■ **WHAT THE TASK REQUIRES**
Swap "library-status" for "lib-state" in the records between the line holding "Where is each" and the line holding "- file-icon: [417, 313, 439, 340]", inclusive, and give those lines back with nothing else changed. Leave the pictures out.

■ **DATA TO USE**
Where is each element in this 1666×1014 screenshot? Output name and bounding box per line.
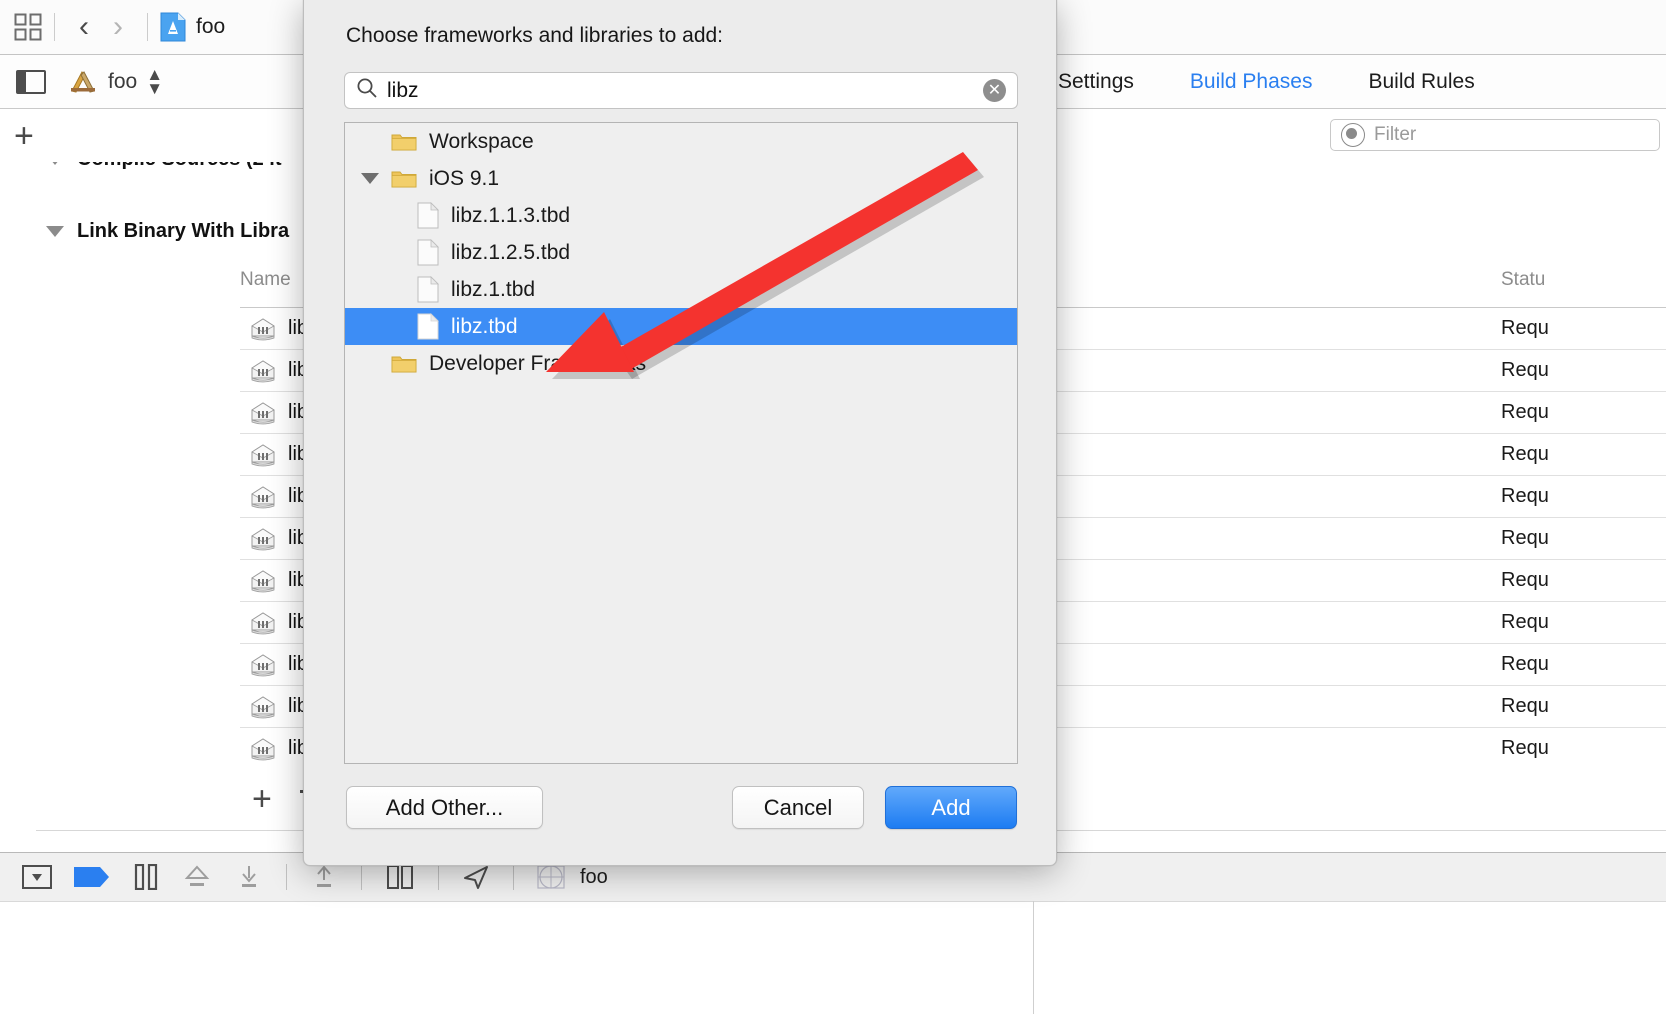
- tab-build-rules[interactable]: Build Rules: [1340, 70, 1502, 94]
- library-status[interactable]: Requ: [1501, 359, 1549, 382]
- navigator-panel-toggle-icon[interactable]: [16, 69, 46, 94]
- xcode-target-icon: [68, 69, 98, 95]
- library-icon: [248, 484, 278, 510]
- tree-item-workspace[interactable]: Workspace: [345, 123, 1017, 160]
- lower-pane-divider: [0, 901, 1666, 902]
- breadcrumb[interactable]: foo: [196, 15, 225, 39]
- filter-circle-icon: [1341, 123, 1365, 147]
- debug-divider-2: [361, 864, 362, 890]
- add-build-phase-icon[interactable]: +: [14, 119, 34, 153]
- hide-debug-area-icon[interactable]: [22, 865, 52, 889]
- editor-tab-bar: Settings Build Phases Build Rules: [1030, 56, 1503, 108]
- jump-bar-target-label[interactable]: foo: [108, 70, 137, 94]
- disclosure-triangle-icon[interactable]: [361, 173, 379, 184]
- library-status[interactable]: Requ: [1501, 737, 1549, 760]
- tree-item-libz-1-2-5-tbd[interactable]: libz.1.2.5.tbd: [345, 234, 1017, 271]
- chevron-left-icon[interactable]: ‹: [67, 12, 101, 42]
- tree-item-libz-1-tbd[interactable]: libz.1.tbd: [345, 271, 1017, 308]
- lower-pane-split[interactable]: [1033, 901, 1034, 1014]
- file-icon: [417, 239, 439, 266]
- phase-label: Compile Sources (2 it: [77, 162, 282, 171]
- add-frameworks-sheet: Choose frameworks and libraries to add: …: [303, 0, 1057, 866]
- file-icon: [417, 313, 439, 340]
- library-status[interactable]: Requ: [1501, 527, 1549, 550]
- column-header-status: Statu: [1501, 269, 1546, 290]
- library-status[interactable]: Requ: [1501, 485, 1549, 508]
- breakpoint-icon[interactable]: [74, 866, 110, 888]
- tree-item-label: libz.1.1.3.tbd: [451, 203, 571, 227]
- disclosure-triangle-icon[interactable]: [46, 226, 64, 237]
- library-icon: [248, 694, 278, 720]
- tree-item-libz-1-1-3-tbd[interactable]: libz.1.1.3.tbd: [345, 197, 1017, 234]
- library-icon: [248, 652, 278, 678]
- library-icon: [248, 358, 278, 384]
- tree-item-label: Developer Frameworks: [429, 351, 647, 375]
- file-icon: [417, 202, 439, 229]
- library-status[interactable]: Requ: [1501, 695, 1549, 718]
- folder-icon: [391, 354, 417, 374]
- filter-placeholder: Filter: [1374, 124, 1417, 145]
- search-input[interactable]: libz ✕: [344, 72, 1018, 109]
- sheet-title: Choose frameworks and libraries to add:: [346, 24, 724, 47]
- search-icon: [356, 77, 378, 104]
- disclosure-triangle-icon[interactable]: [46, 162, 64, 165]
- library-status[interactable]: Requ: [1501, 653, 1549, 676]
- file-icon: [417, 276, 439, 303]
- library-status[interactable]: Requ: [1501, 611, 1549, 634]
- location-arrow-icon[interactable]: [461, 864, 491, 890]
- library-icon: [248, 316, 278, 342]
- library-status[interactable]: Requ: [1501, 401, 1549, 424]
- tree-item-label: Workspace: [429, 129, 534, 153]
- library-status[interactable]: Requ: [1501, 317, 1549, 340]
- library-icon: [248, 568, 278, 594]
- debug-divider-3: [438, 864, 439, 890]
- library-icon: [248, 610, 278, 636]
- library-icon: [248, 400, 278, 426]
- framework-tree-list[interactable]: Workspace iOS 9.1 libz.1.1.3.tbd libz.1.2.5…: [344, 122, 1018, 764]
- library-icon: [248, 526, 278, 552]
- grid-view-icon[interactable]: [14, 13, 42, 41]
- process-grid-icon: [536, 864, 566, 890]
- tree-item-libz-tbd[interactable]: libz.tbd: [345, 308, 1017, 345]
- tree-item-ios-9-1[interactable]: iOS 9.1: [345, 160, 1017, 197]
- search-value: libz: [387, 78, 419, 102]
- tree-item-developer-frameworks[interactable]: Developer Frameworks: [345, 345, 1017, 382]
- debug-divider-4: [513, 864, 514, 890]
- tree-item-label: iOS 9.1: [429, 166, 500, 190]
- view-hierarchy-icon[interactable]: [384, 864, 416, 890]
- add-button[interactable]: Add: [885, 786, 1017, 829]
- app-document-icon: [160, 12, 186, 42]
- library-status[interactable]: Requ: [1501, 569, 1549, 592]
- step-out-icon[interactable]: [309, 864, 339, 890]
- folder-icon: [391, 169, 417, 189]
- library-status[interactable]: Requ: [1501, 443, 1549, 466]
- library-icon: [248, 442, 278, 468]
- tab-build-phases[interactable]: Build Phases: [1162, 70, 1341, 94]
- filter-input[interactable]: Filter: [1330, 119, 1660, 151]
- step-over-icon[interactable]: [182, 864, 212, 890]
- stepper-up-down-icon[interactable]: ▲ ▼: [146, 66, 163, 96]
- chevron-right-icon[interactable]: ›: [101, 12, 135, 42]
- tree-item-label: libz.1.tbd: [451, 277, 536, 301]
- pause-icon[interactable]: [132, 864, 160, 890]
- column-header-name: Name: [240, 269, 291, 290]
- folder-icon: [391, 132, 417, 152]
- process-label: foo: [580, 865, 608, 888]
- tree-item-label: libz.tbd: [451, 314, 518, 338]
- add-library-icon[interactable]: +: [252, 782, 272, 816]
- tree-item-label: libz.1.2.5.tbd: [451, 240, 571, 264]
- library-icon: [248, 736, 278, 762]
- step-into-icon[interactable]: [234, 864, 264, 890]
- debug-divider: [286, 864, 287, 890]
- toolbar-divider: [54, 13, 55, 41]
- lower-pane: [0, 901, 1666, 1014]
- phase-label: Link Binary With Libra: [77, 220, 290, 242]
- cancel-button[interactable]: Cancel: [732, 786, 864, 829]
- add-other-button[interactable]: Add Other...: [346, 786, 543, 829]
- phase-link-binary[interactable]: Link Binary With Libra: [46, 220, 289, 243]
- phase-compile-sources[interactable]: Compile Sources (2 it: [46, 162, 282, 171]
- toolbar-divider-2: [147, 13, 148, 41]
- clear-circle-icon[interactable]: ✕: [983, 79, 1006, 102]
--
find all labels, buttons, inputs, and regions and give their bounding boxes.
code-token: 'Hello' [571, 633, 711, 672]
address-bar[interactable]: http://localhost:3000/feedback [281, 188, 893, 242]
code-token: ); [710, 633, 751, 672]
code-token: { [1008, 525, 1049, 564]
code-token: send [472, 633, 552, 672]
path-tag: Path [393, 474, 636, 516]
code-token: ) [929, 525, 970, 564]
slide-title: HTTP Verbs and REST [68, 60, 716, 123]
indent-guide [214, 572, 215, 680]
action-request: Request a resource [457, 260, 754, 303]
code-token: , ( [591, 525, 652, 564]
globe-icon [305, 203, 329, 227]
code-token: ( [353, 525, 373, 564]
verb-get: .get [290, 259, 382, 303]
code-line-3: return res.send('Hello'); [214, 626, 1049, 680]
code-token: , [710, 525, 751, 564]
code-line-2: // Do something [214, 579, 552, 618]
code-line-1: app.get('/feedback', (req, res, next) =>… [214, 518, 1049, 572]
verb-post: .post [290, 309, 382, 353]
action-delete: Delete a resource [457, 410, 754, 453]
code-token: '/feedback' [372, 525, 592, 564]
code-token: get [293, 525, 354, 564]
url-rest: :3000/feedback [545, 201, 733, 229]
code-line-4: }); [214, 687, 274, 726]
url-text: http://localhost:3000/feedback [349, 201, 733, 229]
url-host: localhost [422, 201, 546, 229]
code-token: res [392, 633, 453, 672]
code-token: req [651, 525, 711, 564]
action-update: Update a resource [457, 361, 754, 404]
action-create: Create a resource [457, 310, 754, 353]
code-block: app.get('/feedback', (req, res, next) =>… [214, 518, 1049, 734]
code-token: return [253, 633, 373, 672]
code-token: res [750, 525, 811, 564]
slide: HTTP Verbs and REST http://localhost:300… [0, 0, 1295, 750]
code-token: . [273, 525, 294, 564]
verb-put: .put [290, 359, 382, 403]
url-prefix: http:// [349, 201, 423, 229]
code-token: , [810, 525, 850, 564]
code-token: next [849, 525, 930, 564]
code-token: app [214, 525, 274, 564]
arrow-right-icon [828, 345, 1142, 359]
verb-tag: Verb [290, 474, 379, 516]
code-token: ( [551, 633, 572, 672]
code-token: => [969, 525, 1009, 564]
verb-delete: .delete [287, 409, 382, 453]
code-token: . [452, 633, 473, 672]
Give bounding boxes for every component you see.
==
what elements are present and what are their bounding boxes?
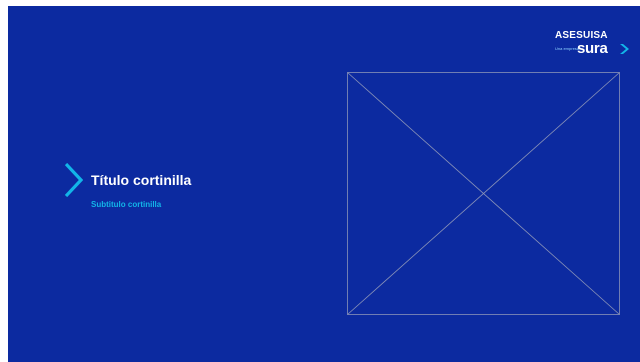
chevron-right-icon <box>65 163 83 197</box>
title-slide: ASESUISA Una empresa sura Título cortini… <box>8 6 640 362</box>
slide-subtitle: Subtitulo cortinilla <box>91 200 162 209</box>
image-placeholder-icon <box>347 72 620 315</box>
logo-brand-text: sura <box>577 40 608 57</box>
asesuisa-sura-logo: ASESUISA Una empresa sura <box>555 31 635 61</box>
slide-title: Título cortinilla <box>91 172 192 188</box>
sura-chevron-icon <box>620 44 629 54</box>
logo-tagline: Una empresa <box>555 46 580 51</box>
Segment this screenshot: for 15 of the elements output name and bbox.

■ **SOLUTION TO THIS TASK**
Where is each element in this 1666×1014 screenshot? Output name and bounding box per line.
- tab-build-rules[interactable]: Build Rules: [1340, 70, 1502, 94]
- lib-state[interactable]: Requ: [1501, 359, 1549, 382]
- navigator-panel-toggle-icon[interactable]: [16, 69, 46, 94]
- xcode-target-icon: [68, 69, 98, 95]
- library-icon: [248, 484, 278, 510]
- tree-item-workspace[interactable]: Workspace: [345, 123, 1017, 160]
- lower-pane-divider: [0, 901, 1666, 902]
- breadcrumb[interactable]: foo: [196, 15, 225, 39]
- filter-circle-icon: [1341, 123, 1365, 147]
- debug-divider-2: [361, 864, 362, 890]
- add-build-phase-icon[interactable]: +: [14, 119, 34, 153]
- hide-debug-area-icon[interactable]: [22, 865, 52, 889]
- editor-tab-bar: Settings Build Phases Build Rules: [1030, 56, 1503, 108]
- jump-bar-target-label[interactable]: foo: [108, 70, 137, 94]
- disclosure-triangle-icon[interactable]: [361, 173, 379, 184]
- lib-state[interactable]: Requ: [1501, 737, 1549, 760]
- tree-item-libz-1-2-5-tbd[interactable]: libz.1.2.5.tbd: [345, 234, 1017, 271]
- chevron-left-icon[interactable]: ‹: [67, 12, 101, 42]
- tree-item-libz-1-tbd[interactable]: libz.1.tbd: [345, 271, 1017, 308]
- lower-pane-split[interactable]: [1033, 901, 1034, 1014]
- file-icon: [417, 239, 439, 266]
- phase-label: Compile Sources (2 it: [77, 162, 282, 171]
- add-frameworks-sheet: Choose frameworks and libraries to add: …: [303, 0, 1057, 866]
- file-icon: [417, 313, 439, 340]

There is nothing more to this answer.